Document passage ▸
+--
I mean, how do you answer that? Do you make up a Hollywood story? “Doc, I just got the role of Bluto Blutarski in the remake of ‘Animal House,’ and I saw these beer cans, and . . .”

Do you blame Mother Nature? “There I was, Doc, minding my business, and the strongest wind blew me into Section 104….”

Surely, you don’t tell him the truth. Surely, you don’t say, “I scored on a one-yard run, and I was really happy, so I saw the wall, and I slammed into it. I guess you see this all the time, huh, Doc? . . .”

Oh, well. I guess it’s a good thing the NFL has a rule about keeping your helmet on; otherwise we might have had to pluck Gus out with a crane.

The moral of this story? There is no moral. As Pink Floyd sang, “All in all, it’s just another nick in the wall.”

Is Iron Mike starting to crack?

Meanwhile, speaking of banging your head against the wall, did you catch Mike Ditka after his Saints lost Sunday? Frerotte wasn’t the only guy having a mental meltdown. Ditka rambled on in a postgame interview, sounding very much like a phone call to “Dr. Laura.”

“I don’t have it anymore…. Maybe all the experts were right…. If it doesn’t mean that much to other people, why should it mean that much to me? For the first time in my life, I can say that — it didn’t mean anything…. They broke me down today….”

Now, you might read this and think, gee, what a soft, sensitive guy. And I might think that, too, if I didn’t know Ditka was a blowhard. This, after all, is the same coach who went on “Saturday Night Live” this season and joked that his team “sucks.”
+--
Data excerpt ▸
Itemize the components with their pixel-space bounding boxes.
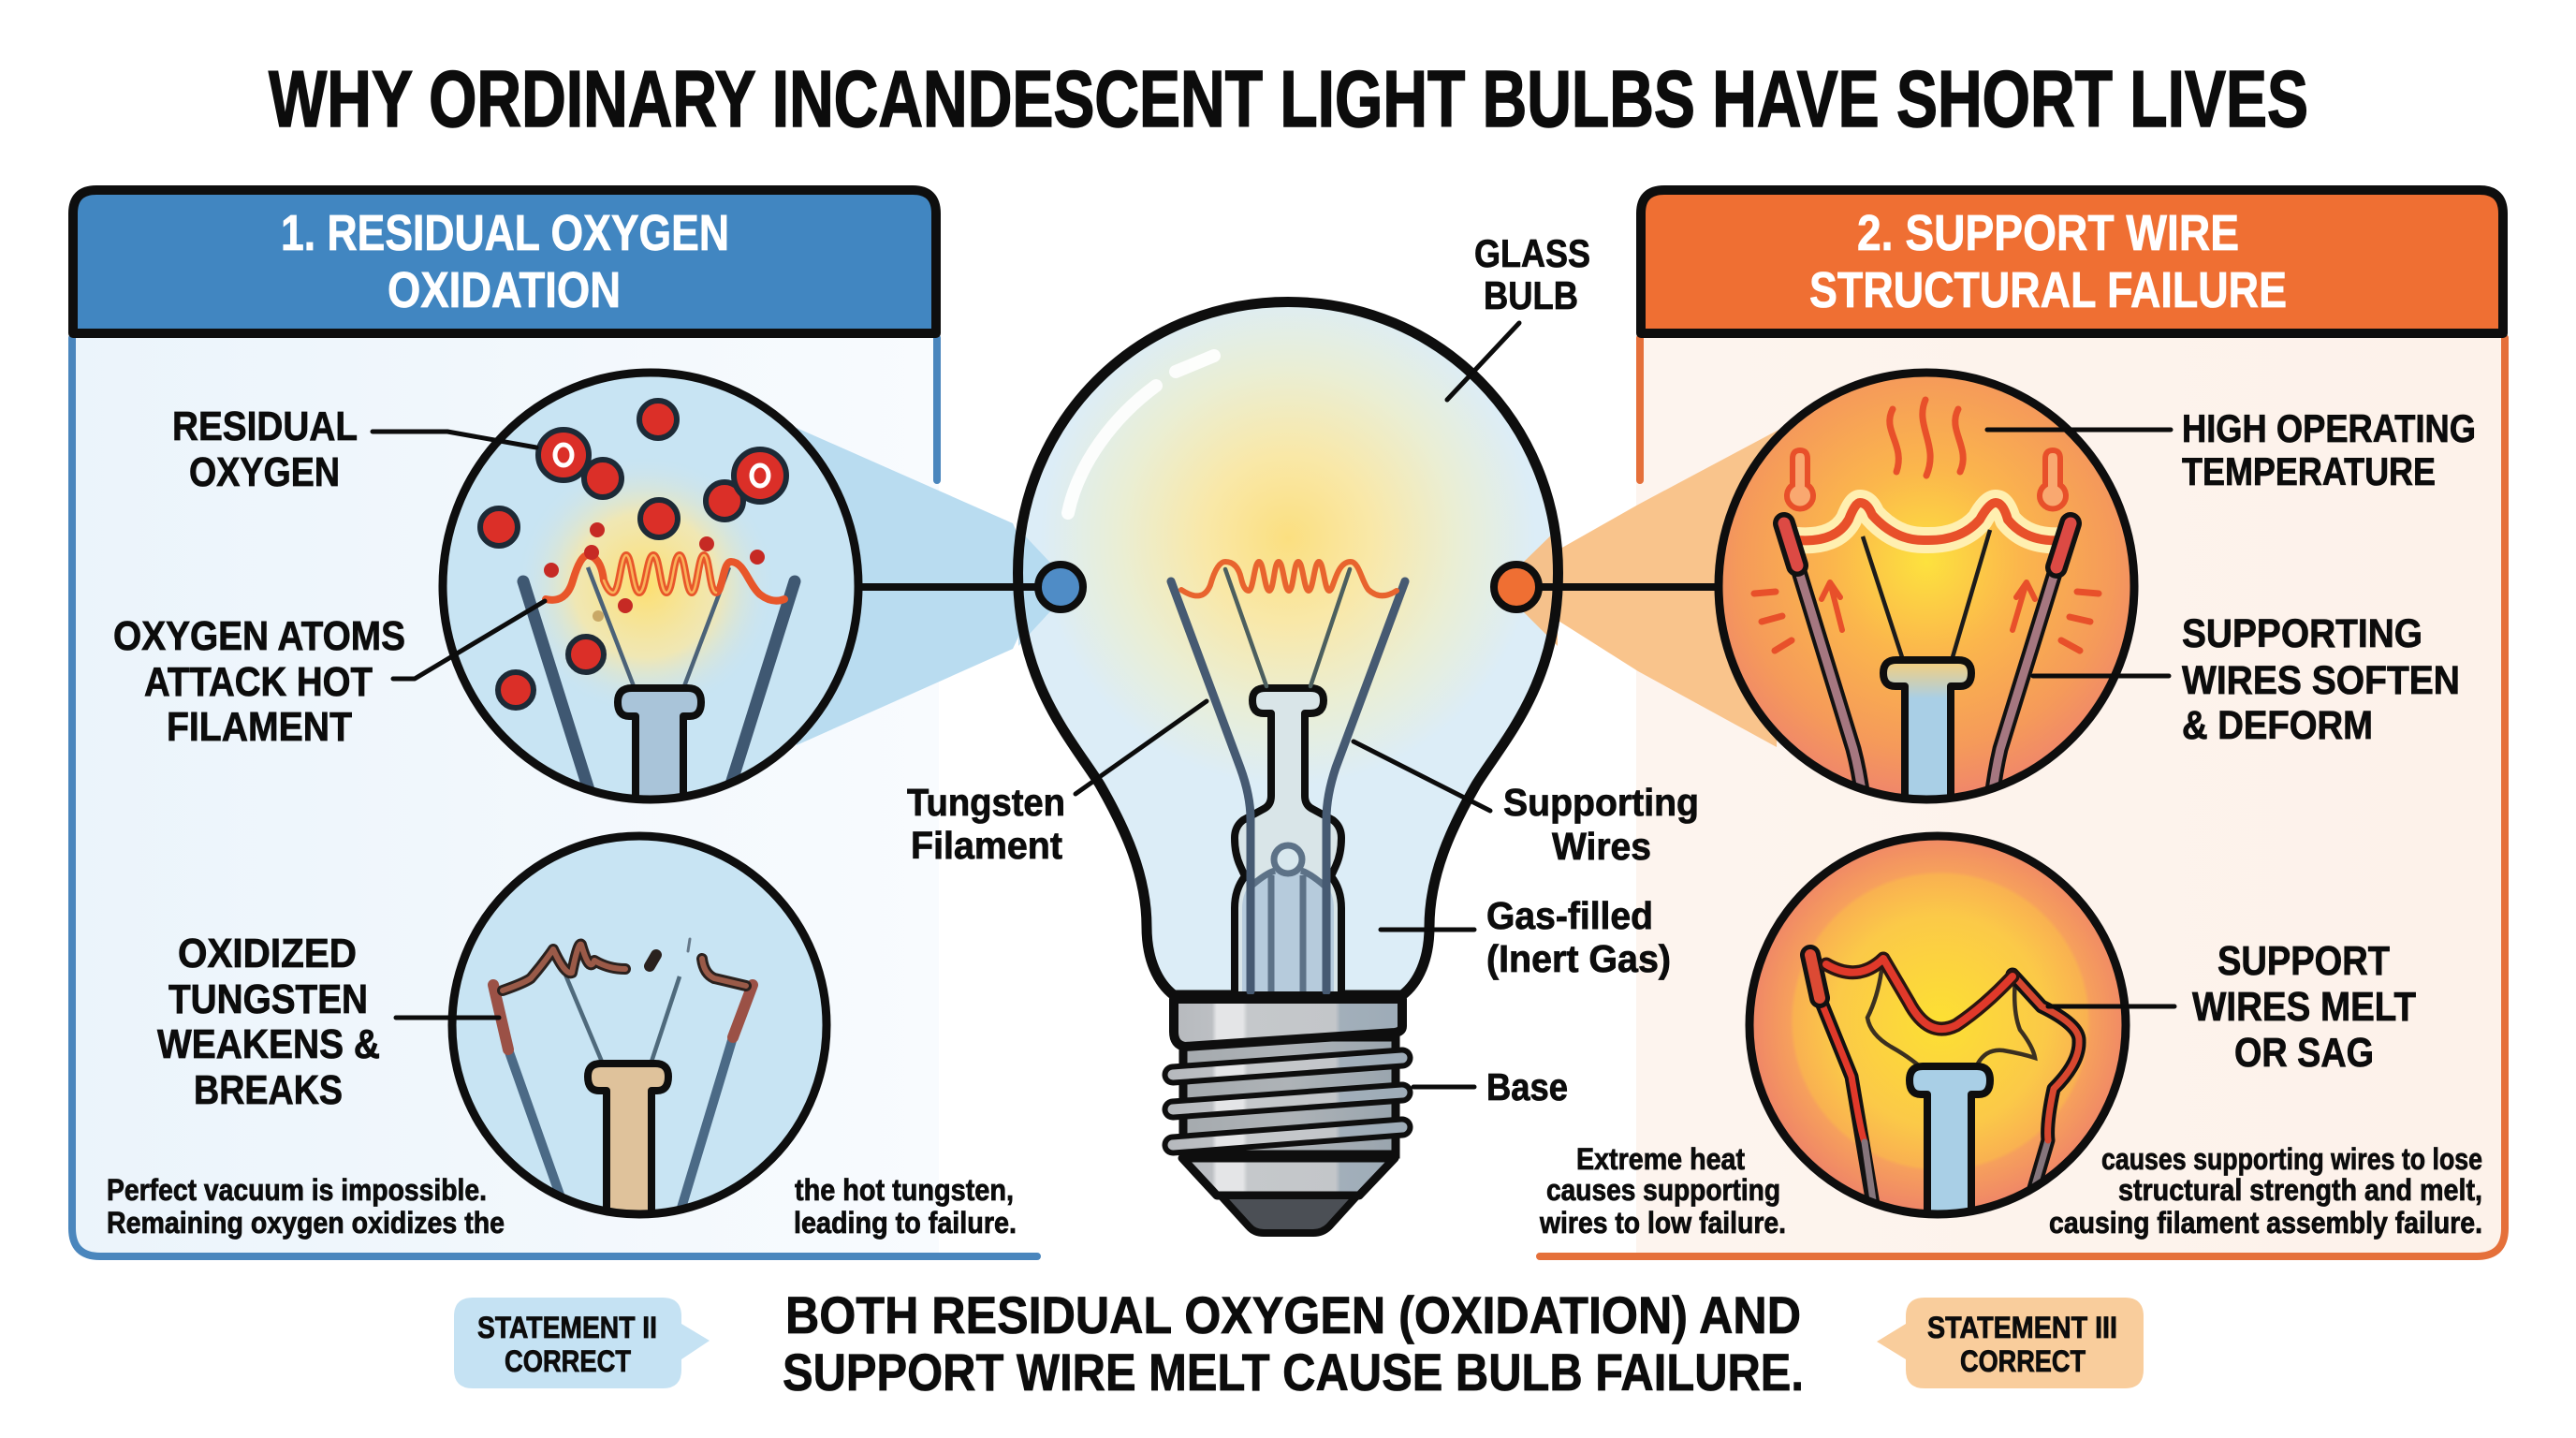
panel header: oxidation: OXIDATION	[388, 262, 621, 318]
+--
What this exercise asks ▸
1: Print everything from "I mean, how" down to "starting to crack?" in the sports column about Frerotte and Ditka.
2: Translate this sentence from the sports column about Frerotte and Ditka into Spanish: "Frerotte wasn’t the only guy having a mental meltdown."
3: Go on with the sports column about Frerotte and Ditka, picking up right after its last sentence.

Responses per task ▸
1:
I mean, how do you answer that? Do you make up a Hollywood story? “Doc, I just got the role of Bluto Blutarski in the remake of ‘Animal House,’ and I saw these beer cans, and . . .”

Do you blame Mother Nature? “There I was, Doc, minding my business, and the strongest wind blew me into Section 104….”

Surely, you don’t tell him the truth. Surely, you don’t say, “I scored on a one-yard run, and I was really happy, so I saw the wall, and I slammed into it. I guess you see this all the time, huh, Doc? . . .”

Oh, well. I guess it’s a good thing the NFL has a rule about keeping your helmet on; otherwise we might have had to pluck Gus out with a crane.

The moral of this story? There is no moral. As Pink Floyd sang, “All in all, it’s just another nick in the wall.”

Is Iron Mike starting to crack?

2: Frerotte no era el único que estaba sufriendo un colapso mental.

3:
This is the same guy who bet his defensive coordinator that his players couldn’t stop Tim Brown of the Raiders. He bet against his players?

This is the same guy who promised a more “mellow” approach in his new job. He wasn’t there two months, when the official team outfit included earplugs.

Ditka can’t help it. He’s a bull and the Saints are a china shop. But what did he think he was getting into? The Saints are a team that makes the Lions look like perennial winners. They have little talent and no tradition.

Hey. Ditka has won four games with those slouches. If he figured he was going to the playoffs, he thinks more of himself than we thought.

League has passed Ditka by

“Are you going to quit?” someone asked Ditka.

“No, I’m not gonna quit. If they fired me, I would quit.”

Hmmm. If they fire you, isn’t quitting a moot point?

Then again, I guess we can’t expect Iron Mike to be ironclad in his brain work, what with all the smoke coming out of his ears. Still, he ought to figure out that the league has passed him by. Not the game. I am sure he’s still a great coach of the game.

But the league, the players, the salary caps, the attitude — it’s a lot different from 1985.

If Ditka thinks he can succeed on bluster, he’s wrong. And even though he changed his tune on Monday — saying he meant what he said Sunday but now he plans to stay — the fact is, when the season ends, Ditka ought to be the Saint that goes marching out.

“God puts people in places for a reason,” he said. “I think He put me in this job to humble me.”

I’ll buy that. Now, if we can only figure why He put that wall in front of Gus….

Mitch Albom will sign “Tuesdays with Morrie” 7-8 tonight at B Dalton, Macomb Mall, Roseville; 10-11 a.m. Friday at Barnes & Noble, Bloomfield Hills; and 1-2 p.m. Saturday at B Dalton, Twelve Oaks Mall, Novi. To leave a message for Albom, call 1-313-223-4581.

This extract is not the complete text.